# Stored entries
------------------------

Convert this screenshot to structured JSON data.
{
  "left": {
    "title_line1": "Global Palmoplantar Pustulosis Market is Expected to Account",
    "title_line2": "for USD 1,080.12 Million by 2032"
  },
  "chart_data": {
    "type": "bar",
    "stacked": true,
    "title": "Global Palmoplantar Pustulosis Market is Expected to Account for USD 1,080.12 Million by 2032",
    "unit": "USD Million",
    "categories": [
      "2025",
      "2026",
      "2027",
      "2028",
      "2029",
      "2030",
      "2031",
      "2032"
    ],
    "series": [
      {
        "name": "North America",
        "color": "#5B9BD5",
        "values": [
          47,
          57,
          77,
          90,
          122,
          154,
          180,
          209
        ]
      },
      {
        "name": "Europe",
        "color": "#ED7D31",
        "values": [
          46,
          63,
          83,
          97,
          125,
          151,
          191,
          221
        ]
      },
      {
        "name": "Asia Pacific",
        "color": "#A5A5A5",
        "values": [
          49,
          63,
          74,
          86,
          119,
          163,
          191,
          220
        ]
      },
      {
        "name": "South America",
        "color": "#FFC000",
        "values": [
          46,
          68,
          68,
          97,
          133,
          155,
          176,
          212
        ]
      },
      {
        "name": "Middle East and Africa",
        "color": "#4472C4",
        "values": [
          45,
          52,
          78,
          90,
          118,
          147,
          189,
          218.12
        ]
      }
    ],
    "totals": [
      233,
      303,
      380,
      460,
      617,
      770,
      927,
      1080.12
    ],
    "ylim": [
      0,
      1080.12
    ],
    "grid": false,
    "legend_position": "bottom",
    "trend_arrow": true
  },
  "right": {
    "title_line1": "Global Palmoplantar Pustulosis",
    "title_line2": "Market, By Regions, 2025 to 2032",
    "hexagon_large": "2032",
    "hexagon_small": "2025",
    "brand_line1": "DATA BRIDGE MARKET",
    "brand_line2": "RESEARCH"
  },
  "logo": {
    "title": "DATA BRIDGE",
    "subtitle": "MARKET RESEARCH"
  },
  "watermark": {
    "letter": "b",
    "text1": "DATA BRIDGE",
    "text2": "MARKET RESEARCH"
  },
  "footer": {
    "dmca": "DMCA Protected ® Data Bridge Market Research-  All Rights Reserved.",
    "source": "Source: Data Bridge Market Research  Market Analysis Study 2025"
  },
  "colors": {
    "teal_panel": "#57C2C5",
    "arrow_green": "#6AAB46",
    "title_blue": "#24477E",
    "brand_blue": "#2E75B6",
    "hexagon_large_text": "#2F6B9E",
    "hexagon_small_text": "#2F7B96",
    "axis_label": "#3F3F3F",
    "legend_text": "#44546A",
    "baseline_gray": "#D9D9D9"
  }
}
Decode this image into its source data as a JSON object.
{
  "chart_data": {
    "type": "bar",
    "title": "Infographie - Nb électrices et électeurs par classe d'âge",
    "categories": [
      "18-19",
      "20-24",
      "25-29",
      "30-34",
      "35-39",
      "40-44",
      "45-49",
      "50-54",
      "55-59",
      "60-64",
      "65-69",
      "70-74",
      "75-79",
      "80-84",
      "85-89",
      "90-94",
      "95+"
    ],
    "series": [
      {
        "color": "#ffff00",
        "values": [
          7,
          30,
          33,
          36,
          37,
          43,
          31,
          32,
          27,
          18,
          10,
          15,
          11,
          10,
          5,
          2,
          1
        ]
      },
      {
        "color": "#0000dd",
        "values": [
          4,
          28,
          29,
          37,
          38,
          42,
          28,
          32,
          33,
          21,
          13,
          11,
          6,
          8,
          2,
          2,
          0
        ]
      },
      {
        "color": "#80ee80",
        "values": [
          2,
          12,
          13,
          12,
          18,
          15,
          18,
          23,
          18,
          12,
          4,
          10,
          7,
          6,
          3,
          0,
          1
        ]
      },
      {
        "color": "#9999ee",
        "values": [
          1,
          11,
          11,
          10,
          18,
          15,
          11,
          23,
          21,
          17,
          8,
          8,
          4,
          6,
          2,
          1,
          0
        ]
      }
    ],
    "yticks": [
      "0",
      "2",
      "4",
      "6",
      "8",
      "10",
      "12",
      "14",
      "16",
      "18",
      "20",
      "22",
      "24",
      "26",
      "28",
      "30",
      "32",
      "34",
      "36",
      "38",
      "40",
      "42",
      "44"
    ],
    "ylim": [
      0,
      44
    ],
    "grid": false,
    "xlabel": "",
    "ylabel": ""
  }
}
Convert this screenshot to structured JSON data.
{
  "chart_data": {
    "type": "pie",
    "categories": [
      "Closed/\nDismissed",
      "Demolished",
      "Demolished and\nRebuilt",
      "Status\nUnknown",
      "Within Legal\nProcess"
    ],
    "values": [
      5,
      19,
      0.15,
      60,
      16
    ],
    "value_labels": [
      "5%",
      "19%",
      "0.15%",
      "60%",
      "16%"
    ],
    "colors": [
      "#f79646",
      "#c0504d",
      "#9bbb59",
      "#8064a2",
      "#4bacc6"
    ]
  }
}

------------------------

# Exercise task
Write the whole listing out again. Keep every line exactly as it is.

# Result of the exercise
Convert this screenshot to structured JSON data.
{
  "left": {
    "title_line1": "Global Palmoplantar Pustulosis Market is Expected to Account",
    "title_line2": "for USD 1,080.12 Million by 2032"
  },
  "chart_data": {
    "type": "bar",
    "stacked": true,
    "title": "Global Palmoplantar Pustulosis Market is Expected to Account for USD 1,080.12 Million by 2032",
    "unit": "USD Million",
    "categories": [
      "2025",
      "2026",
      "2027",
      "2028",
      "2029",
      "2030",
      "2031",
      "2032"
    ],
    "series": [
      {
        "name": "North America",
        "color": "#5B9BD5",
        "values": [
          47,
          57,
          77,
          90,
          122,
          154,
          180,
          209
        ]
      },
      {
        "name": "Europe",
        "color": "#ED7D31",
        "values": [
          46,
          63,
          83,
          97,
          125,
          151,
          191,
          221
        ]
      },
      {
        "name": "Asia Pacific",
        "color": "#A5A5A5",
        "values": [
          49,
          63,
          74,
          86,
          119,
          163,
          191,
          220
        ]
      },
      {
        "name": "South America",
        "color": "#FFC000",
        "values": [
          46,
          68,
          68,
          97,
          133,
          155,
          176,
          212
        ]
      },
      {
        "name": "Middle East and Africa",
        "color": "#4472C4",
        "values": [
          45,
          52,
          78,
          90,
          118,
          147,
          189,
          218.12
        ]
      }
    ],
    "totals": [
      233,
      303,
      380,
      460,
      617,
      770,
      927,
      1080.12
    ],
    "ylim": [
      0,
      1080.12
    ],
    "grid": false,
    "legend_position": "bottom",
    "trend_arrow": true
  },
  "right": {
    "title_line1": "Global Palmoplantar Pustulosis",
    "title_line2": "Market, By Regions, 2025 to 2032",
    "hexagon_large": "2032",
    "hexagon_small": "2025",
    "brand_line1": "DATA BRIDGE MARKET",
    "brand_line2": "RESEARCH"
  },
  "logo": {
    "title": "DATA BRIDGE",
    "subtitle": "MARKET RESEARCH"
  },
  "watermark": {
    "letter": "b",
    "text1": "DATA BRIDGE",
    "text2": "MARKET RESEARCH"
  },
  "footer": {
    "dmca": "DMCA Protected ® Data Bridge Market Research-  All Rights Reserved.",
    "source": "Source: Data Bridge Market Research  Market Analysis Study 2025"
  },
  "colors": {
    "teal_panel": "#57C2C5",
    "arrow_green": "#6AAB46",
    "title_blue": "#24477E",
    "brand_blue": "#2E75B6",
    "hexagon_large_text": "#2F6B9E",
    "hexagon_small_text": "#2F7B96",
    "axis_label": "#3F3F3F",
    "legend_text": "#44546A",
    "baseline_gray": "#D9D9D9"
  }
}
Decode this image into its source data as a JSON object.
{
  "chart_data": {
    "type": "bar",
    "title": "Infographie - Nb électrices et électeurs par classe d'âge",
    "categories": [
      "18-19",
      "20-24",
      "25-29",
      "30-34",
      "35-39",
      "40-44",
      "45-49",
      "50-54",
      "55-59",
      "60-64",
      "65-69",
      "70-74",
      "75-79",
      "80-84",
      "85-89",
      "90-94",
      "95+"
    ],
    "series": [
      {
        "color": "#ffff00",
        "values": [
          7,
          30,
          33,
          36,
          37,
          43,
          31,
          32,
          27,
          18,
          10,
          15,
          11,
          10,
          5,
          2,
          1
        ]
      },
      {
        "color": "#0000dd",
        "values": [
          4,
          28,
          29,
          37,
          38,
          42,
          28,
          32,
          33,
          21,
          13,
          11,
          6,
          8,
          2,
          2,
          0
        ]
      },
      {
        "color": "#80ee80",
        "values": [
          2,
          12,
          13,
          12,
          18,
          15,
          18,
          23,
          18,
          12,
          4,
          10,
          7,
          6,
          3,
          0,
          1
        ]
      },
      {
        "color": "#9999ee",
        "values": [
          1,
          11,
          11,
          10,
          18,
          15,
          11,
          23,
          21,
          17,
          8,
          8,
          4,
          6,
          2,
          1,
          0
        ]
      }
    ],
    "yticks": [
      "0",
      "2",
      "4",
      "6",
      "8",
      "10",
      "12",
      "14",
      "16",
      "18",
      "20",
      "22",
      "24",
      "26",
      "28",
      "30",
      "32",
      "34",
      "36",
      "38",
      "40",
      "42",
      "44"
    ],
    "ylim": [
      0,
      44
    ],
    "grid": false,
    "xlabel": "",
    "ylabel": ""
  }
}
Convert this screenshot to structured JSON data.
{
  "chart_data": {
    "type": "pie",
    "categories": [
      "Closed/\nDismissed",
      "Demolished",
      "Demolished and\nRebuilt",
      "Status\nUnknown",
      "Within Legal\nProcess"
    ],
    "values": [
      5,
      19,
      0.15,
      60,
      16
    ],
    "value_labels": [
      "5%",
      "19%",
      "0.15%",
      "60%",
      "16%"
    ],
    "colors": [
      "#f79646",
      "#c0504d",
      "#9bbb59",
      "#8064a2",
      "#4bacc6"
    ]
  }
}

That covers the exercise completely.